▶ _TASK TO COMPLETE_
Reproduce the full listing that appears beneath this instruction exactly.

(Dataset items)
-- begin --

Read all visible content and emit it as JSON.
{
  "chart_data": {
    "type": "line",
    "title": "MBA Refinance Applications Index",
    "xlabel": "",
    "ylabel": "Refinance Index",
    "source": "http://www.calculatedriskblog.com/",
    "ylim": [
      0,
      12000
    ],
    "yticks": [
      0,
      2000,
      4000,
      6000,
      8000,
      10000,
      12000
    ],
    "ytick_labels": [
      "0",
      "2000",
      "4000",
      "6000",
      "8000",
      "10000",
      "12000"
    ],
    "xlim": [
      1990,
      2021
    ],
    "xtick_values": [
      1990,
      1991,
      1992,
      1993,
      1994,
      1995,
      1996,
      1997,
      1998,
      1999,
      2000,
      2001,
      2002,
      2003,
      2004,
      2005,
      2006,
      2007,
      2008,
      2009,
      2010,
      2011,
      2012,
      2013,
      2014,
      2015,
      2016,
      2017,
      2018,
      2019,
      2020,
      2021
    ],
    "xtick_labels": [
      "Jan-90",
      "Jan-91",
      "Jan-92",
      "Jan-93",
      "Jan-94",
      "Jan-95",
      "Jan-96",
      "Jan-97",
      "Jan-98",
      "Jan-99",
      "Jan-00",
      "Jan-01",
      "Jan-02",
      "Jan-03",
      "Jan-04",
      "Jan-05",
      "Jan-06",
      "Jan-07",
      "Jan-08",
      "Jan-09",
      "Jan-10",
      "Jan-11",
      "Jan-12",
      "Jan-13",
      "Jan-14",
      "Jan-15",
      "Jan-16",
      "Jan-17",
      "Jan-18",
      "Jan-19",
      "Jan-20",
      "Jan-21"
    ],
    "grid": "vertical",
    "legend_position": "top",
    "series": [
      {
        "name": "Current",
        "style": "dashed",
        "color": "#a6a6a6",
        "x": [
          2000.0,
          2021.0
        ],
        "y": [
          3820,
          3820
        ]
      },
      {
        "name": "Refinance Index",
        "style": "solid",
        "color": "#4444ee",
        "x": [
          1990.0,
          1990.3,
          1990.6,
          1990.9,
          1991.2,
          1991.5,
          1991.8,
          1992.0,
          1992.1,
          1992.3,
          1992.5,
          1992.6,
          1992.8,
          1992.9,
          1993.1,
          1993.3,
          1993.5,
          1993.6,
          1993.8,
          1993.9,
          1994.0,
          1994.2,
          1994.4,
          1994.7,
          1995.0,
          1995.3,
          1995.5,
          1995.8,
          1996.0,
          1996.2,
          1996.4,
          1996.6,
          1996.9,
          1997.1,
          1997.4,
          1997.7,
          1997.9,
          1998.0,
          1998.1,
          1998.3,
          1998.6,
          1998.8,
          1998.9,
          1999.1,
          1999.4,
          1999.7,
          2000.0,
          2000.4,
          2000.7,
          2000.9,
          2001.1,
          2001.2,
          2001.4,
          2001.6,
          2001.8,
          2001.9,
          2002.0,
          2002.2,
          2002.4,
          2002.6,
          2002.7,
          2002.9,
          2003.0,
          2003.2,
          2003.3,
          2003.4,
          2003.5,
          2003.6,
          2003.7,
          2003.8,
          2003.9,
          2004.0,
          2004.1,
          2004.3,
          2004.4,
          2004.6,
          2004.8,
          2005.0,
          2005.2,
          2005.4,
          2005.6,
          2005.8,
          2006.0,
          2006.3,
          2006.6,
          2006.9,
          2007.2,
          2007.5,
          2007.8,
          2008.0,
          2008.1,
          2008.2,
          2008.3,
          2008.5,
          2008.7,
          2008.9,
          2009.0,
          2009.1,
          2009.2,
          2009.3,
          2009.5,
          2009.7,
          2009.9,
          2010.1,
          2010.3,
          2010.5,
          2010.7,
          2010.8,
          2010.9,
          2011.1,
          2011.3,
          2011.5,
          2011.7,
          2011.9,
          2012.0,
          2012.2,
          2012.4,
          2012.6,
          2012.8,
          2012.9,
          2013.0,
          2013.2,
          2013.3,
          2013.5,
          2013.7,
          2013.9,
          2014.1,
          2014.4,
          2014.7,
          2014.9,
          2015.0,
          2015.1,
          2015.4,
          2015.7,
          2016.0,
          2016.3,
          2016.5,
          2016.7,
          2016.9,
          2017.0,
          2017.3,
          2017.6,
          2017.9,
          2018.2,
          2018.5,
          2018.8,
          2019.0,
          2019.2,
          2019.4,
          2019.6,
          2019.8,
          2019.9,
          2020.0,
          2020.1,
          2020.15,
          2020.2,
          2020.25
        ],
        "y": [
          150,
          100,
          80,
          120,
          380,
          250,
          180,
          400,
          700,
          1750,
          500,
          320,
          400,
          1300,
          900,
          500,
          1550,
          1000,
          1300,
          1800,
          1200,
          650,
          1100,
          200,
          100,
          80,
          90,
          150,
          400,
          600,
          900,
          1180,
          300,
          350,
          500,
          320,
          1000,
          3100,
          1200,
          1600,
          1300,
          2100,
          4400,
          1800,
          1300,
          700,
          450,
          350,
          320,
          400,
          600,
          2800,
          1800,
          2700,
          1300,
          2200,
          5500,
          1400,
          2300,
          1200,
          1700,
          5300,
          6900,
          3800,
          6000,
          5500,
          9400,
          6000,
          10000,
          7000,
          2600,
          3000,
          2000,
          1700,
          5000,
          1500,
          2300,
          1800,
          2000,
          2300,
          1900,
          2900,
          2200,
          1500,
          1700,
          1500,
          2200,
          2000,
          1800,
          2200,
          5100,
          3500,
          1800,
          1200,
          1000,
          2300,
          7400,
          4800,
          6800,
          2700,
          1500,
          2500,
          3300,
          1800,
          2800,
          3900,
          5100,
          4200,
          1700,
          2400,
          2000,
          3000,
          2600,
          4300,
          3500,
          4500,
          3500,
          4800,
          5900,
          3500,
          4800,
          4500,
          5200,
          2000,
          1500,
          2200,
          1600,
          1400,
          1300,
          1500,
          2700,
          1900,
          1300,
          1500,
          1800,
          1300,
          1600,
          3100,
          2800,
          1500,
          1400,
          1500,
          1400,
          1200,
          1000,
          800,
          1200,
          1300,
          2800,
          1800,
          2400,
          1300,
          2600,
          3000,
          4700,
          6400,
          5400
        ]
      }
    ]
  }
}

-- end --

▶ _WRITTEN SOLUTION_
Read all visible content and emit it as JSON.
{
  "chart_data": {
    "type": "line",
    "title": "MBA Refinance Applications Index",
    "xlabel": "",
    "ylabel": "Refinance Index",
    "source": "http://www.calculatedriskblog.com/",
    "ylim": [
      0,
      12000
    ],
    "yticks": [
      0,
      2000,
      4000,
      6000,
      8000,
      10000,
      12000
    ],
    "ytick_labels": [
      "0",
      "2000",
      "4000",
      "6000",
      "8000",
      "10000",
      "12000"
    ],
    "xlim": [
      1990,
      2021
    ],
    "xtick_values": [
      1990,
      1991,
      1992,
      1993,
      1994,
      1995,
      1996,
      1997,
      1998,
      1999,
      2000,
      2001,
      2002,
      2003,
      2004,
      2005,
      2006,
      2007,
      2008,
      2009,
      2010,
      2011,
      2012,
      2013,
      2014,
      2015,
      2016,
      2017,
      2018,
      2019,
      2020,
      2021
    ],
    "xtick_labels": [
      "Jan-90",
      "Jan-91",
      "Jan-92",
      "Jan-93",
      "Jan-94",
      "Jan-95",
      "Jan-96",
      "Jan-97",
      "Jan-98",
      "Jan-99",
      "Jan-00",
      "Jan-01",
      "Jan-02",
      "Jan-03",
      "Jan-04",
      "Jan-05",
      "Jan-06",
      "Jan-07",
      "Jan-08",
      "Jan-09",
      "Jan-10",
      "Jan-11",
      "Jan-12",
      "Jan-13",
      "Jan-14",
      "Jan-15",
      "Jan-16",
      "Jan-17",
      "Jan-18",
      "Jan-19",
      "Jan-20",
      "Jan-21"
    ],
    "grid": "vertical",
    "legend_position": "top",
    "series": [
      {
        "name": "Current",
        "style": "dashed",
        "color": "#a6a6a6",
        "x": [
          2000.0,
          2021.0
        ],
        "y": [
          3820,
          3820
        ]
      },
      {
        "name": "Refinance Index",
        "style": "solid",
        "color": "#4444ee",
        "x": [
          1990.0,
          1990.3,
          1990.6,
          1990.9,
          1991.2,
          1991.5,
          1991.8,
          1992.0,
          1992.1,
          1992.3,
          1992.5,
          1992.6,
          1992.8,
          1992.9,
          1993.1,
          1993.3,
          1993.5,
          1993.6,
          1993.8,
          1993.9,
          1994.0,
          1994.2,
          1994.4,
          1994.7,
          1995.0,
          1995.3,
          1995.5,
          1995.8,
          1996.0,
          1996.2,
          1996.4,
          1996.6,
          1996.9,
          1997.1,
          1997.4,
          1997.7,
          1997.9,
          1998.0,
          1998.1,
          1998.3,
          1998.6,
          1998.8,
          1998.9,
          1999.1,
          1999.4,
          1999.7,
          2000.0,
          2000.4,
          2000.7,
          2000.9,
          2001.1,
          2001.2,
          2001.4,
          2001.6,
          2001.8,
          2001.9,
          2002.0,
          2002.2,
          2002.4,
          2002.6,
          2002.7,
          2002.9,
          2003.0,
          2003.2,
          2003.3,
          2003.4,
          2003.5,
          2003.6,
          2003.7,
          2003.8,
          2003.9,
          2004.0,
          2004.1,
          2004.3,
          2004.4,
          2004.6,
          2004.8,
          2005.0,
          2005.2,
          2005.4,
          2005.6,
          2005.8,
          2006.0,
          2006.3,
          2006.6,
          2006.9,
          2007.2,
          2007.5,
          2007.8,
          2008.0,
          2008.1,
          2008.2,
          2008.3,
          2008.5,
          2008.7,
          2008.9,
          2009.0,
          2009.1,
          2009.2,
          2009.3,
          2009.5,
          2009.7,
          2009.9,
          2010.1,
          2010.3,
          2010.5,
          2010.7,
          2010.8,
          2010.9,
          2011.1,
          2011.3,
          2011.5,
          2011.7,
          2011.9,
          2012.0,
          2012.2,
          2012.4,
          2012.6,
          2012.8,
          2012.9,
          2013.0,
          2013.2,
          2013.3,
          2013.5,
          2013.7,
          2013.9,
          2014.1,
          2014.4,
          2014.7,
          2014.9,
          2015.0,
          2015.1,
          2015.4,
          2015.7,
          2016.0,
          2016.3,
          2016.5,
          2016.7,
          2016.9,
          2017.0,
          2017.3,
          2017.6,
          2017.9,
          2018.2,
          2018.5,
          2018.8,
          2019.0,
          2019.2,
          2019.4,
          2019.6,
          2019.8,
          2019.9,
          2020.0,
          2020.1,
          2020.15,
          2020.2,
          2020.25
        ],
        "y": [
          150,
          100,
          80,
          120,
          380,
          250,
          180,
          400,
          700,
          1750,
          500,
          320,
          400,
          1300,
          900,
          500,
          1550,
          1000,
          1300,
          1800,
          1200,
          650,
          1100,
          200,
          100,
          80,
          90,
          150,
          400,
          600,
          900,
          1180,
          300,
          350,
          500,
          320,
          1000,
          3100,
          1200,
          1600,
          1300,
          2100,
          4400,
          1800,
          1300,
          700,
          450,
          350,
          320,
          400,
          600,
          2800,
          1800,
          2700,
          1300,
          2200,
          5500,
          1400,
          2300,
          1200,
          1700,
          5300,
          6900,
          3800,
          6000,
          5500,
          9400,
          6000,
          10000,
          7000,
          2600,
          3000,
          2000,
          1700,
          5000,
          1500,
          2300,
          1800,
          2000,
          2300,
          1900,
          2900,
          2200,
          1500,
          1700,
          1500,
          2200,
          2000,
          1800,
          2200,
          5100,
          3500,
          1800,
          1200,
          1000,
          2300,
          7400,
          4800,
          6800,
          2700,
          1500,
          2500,
          3300,
          1800,
          2800,
          3900,
          5100,
          4200,
          1700,
          2400,
          2000,
          3000,
          2600,
          4300,
          3500,
          4500,
          3500,
          4800,
          5900,
          3500,
          4800,
          4500,
          5200,
          2000,
          1500,
          2200,
          1600,
          1400,
          1300,
          1500,
          2700,
          1900,
          1300,
          1500,
          1800,
          1300,
          1600,
          3100,
          2800,
          1500,
          1400,
          1500,
          1400,
          1200,
          1000,
          800,
          1200,
          1300,
          2800,
          1800,
          2400,
          1300,
          2600,
          3000,
          4700,
          6400,
          5400
        ]
      }
    ]
  }
}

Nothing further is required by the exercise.